> [Set problem] Go over the entries below line by line, copying each one that contains the word "color".

==== Available records

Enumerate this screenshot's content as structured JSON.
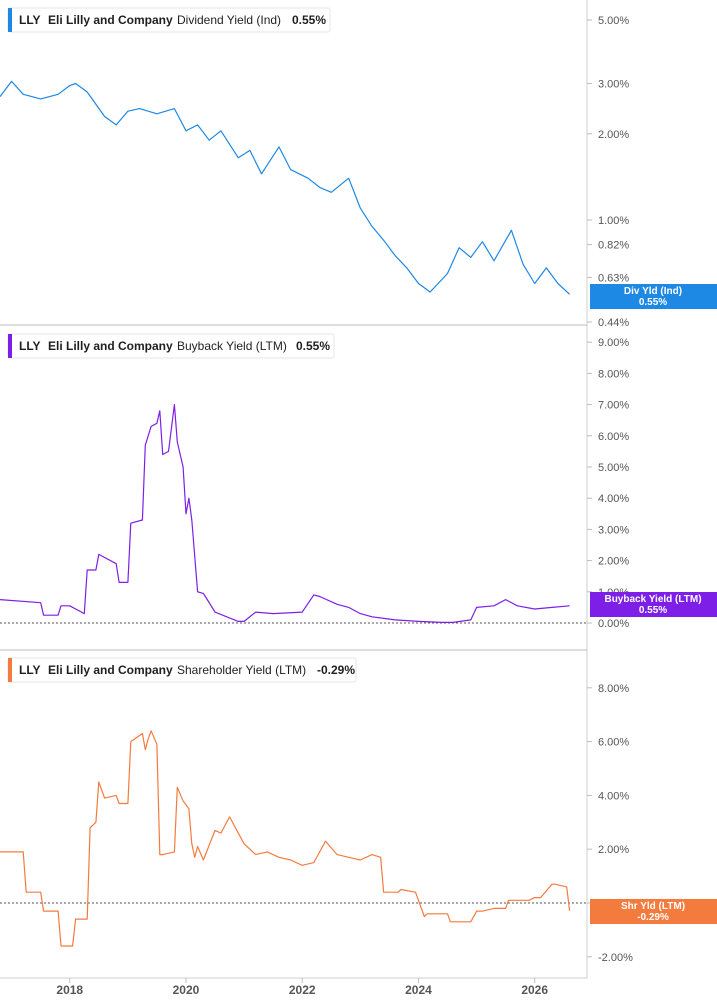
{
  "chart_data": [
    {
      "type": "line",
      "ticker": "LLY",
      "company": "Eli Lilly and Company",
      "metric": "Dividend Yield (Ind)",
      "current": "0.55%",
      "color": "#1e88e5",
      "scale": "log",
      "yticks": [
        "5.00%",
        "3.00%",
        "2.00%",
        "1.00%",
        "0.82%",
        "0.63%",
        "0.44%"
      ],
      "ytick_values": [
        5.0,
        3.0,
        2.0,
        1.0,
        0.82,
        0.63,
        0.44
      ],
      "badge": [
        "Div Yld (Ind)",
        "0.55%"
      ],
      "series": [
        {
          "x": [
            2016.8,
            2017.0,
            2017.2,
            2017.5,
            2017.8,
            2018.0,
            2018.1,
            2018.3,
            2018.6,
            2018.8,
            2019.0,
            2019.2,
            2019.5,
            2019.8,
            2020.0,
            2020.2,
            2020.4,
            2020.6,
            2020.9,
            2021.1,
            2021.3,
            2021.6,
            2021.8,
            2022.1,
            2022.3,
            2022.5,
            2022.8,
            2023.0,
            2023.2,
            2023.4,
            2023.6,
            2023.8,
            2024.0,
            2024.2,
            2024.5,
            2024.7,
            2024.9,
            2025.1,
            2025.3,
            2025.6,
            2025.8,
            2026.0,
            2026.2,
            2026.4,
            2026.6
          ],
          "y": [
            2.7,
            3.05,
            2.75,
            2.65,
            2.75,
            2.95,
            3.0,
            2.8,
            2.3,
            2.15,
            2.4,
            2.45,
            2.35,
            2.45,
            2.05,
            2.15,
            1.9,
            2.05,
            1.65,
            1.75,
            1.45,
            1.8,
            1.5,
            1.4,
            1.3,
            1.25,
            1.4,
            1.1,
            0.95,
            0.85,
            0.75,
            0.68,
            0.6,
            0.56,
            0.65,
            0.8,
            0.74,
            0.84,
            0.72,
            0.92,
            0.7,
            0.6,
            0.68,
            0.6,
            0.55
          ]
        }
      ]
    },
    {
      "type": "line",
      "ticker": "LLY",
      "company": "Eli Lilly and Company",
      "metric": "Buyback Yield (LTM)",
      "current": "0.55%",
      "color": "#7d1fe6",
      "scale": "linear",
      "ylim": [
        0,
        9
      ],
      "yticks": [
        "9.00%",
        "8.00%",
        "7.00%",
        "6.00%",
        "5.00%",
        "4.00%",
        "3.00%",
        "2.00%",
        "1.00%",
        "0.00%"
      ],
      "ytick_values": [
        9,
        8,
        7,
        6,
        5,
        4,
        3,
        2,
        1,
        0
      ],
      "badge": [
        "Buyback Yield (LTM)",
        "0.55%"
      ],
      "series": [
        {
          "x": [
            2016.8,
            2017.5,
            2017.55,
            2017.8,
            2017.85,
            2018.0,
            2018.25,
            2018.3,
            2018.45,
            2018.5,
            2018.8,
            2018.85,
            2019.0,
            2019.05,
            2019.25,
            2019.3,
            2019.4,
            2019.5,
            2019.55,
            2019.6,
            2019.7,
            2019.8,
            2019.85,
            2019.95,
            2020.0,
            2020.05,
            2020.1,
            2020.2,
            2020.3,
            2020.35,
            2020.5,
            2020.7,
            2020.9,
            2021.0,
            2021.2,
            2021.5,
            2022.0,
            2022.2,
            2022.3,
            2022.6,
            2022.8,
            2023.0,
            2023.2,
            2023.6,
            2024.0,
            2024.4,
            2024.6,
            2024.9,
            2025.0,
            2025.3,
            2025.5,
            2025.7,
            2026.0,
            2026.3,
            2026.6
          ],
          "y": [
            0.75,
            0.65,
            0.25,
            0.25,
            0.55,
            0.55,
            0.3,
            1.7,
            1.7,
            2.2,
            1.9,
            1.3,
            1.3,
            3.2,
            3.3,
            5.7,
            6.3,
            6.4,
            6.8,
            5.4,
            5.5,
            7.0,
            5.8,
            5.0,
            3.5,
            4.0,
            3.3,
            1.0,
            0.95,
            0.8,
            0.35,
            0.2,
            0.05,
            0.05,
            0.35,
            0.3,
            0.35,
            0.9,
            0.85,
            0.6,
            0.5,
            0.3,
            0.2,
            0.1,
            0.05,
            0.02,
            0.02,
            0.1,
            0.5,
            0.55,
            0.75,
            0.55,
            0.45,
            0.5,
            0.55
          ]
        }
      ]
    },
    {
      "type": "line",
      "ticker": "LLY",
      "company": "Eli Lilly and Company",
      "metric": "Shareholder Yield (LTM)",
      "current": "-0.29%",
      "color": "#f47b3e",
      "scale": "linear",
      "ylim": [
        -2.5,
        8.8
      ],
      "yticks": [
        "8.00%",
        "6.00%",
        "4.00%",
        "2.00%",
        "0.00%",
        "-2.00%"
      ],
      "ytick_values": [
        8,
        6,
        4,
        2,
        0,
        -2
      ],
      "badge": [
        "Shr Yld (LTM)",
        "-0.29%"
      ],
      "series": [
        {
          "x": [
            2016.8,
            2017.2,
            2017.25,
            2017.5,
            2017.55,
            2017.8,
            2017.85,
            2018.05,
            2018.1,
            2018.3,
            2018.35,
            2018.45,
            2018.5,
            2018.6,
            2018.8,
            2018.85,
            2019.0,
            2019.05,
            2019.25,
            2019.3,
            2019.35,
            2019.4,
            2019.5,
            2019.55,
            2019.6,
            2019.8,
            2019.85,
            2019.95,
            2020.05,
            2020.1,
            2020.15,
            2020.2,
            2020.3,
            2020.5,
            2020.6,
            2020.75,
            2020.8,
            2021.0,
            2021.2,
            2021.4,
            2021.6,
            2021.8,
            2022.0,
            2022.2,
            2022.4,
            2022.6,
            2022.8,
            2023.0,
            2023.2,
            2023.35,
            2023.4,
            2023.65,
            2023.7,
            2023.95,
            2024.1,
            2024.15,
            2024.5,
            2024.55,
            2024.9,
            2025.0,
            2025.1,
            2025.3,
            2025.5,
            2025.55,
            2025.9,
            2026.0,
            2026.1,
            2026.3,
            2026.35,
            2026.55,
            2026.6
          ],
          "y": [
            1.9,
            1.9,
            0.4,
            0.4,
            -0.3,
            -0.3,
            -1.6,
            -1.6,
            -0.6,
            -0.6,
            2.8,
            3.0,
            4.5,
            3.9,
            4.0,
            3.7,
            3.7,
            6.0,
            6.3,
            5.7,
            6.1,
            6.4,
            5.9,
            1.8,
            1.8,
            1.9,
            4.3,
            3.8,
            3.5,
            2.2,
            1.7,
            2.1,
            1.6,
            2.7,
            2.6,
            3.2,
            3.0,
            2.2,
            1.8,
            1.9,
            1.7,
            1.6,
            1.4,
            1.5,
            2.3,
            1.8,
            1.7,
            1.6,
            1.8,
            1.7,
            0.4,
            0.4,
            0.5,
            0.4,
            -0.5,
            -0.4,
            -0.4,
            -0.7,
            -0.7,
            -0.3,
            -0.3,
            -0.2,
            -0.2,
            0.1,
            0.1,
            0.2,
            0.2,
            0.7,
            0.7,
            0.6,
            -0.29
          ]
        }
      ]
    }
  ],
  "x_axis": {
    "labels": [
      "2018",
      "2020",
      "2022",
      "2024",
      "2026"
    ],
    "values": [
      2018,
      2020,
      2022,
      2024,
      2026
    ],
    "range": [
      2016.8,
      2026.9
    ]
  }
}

========

> [Complete response]
      "color": "#1e88e5",
      "color": "#7d1fe6",
      "color": "#f47b3e",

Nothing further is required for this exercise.